Records from a collection of figures
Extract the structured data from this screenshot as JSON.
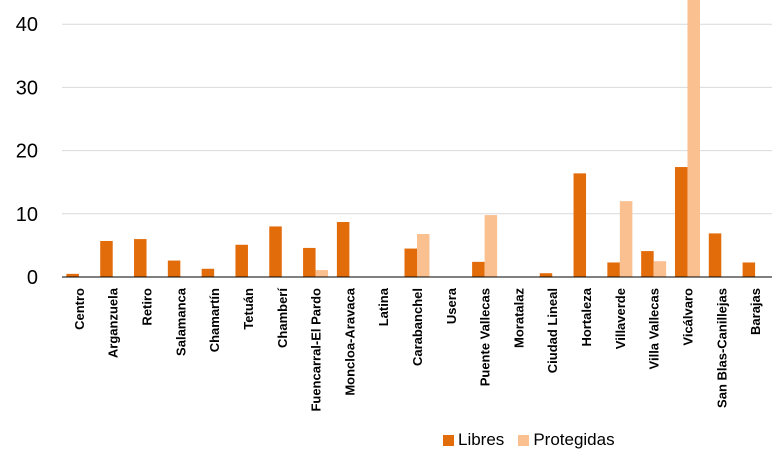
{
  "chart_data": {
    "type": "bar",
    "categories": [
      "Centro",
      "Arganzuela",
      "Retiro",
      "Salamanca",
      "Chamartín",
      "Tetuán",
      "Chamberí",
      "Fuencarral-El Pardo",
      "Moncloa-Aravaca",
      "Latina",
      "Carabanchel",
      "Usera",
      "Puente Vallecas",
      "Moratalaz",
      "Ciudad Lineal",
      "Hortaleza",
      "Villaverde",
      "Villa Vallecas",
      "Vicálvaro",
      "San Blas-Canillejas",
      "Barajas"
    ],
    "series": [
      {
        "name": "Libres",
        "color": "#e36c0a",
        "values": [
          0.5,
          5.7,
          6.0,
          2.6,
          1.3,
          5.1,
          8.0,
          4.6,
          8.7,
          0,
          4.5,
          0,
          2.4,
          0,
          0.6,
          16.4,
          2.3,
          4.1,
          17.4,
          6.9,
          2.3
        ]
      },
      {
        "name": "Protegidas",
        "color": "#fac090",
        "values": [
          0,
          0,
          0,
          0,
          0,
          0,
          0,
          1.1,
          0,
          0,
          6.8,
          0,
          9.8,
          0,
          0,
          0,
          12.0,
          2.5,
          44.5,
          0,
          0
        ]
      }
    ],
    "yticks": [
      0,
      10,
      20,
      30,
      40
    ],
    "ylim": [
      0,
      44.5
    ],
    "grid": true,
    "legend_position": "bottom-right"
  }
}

SHORT EXERCISE >>
Working from the lines above, reproduce the material exactly and exclude its pictures.

RESULT FOR THIS TASK >>
Extract the structured data from this screenshot as JSON.
{
  "chart_data": {
    "type": "bar",
    "categories": [
      "Centro",
      "Arganzuela",
      "Retiro",
      "Salamanca",
      "Chamartín",
      "Tetuán",
      "Chamberí",
      "Fuencarral-El Pardo",
      "Moncloa-Aravaca",
      "Latina",
      "Carabanchel",
      "Usera",
      "Puente Vallecas",
      "Moratalaz",
      "Ciudad Lineal",
      "Hortaleza",
      "Villaverde",
      "Villa Vallecas",
      "Vicálvaro",
      "San Blas-Canillejas",
      "Barajas"
    ],
    "series": [
      {
        "name": "Libres",
        "color": "#e36c0a",
        "values": [
          0.5,
          5.7,
          6.0,
          2.6,
          1.3,
          5.1,
          8.0,
          4.6,
          8.7,
          0,
          4.5,
          0,
          2.4,
          0,
          0.6,
          16.4,
          2.3,
          4.1,
          17.4,
          6.9,
          2.3
        ]
      },
      {
        "name": "Protegidas",
        "color": "#fac090",
        "values": [
          0,
          0,
          0,
          0,
          0,
          0,
          0,
          1.1,
          0,
          0,
          6.8,
          0,
          9.8,
          0,
          0,
          0,
          12.0,
          2.5,
          44.5,
          0,
          0
        ]
      }
    ],
    "yticks": [
      0,
      10,
      20,
      30,
      40
    ],
    "ylim": [
      0,
      44.5
    ],
    "grid": true,
    "legend_position": "bottom-right"
  }
}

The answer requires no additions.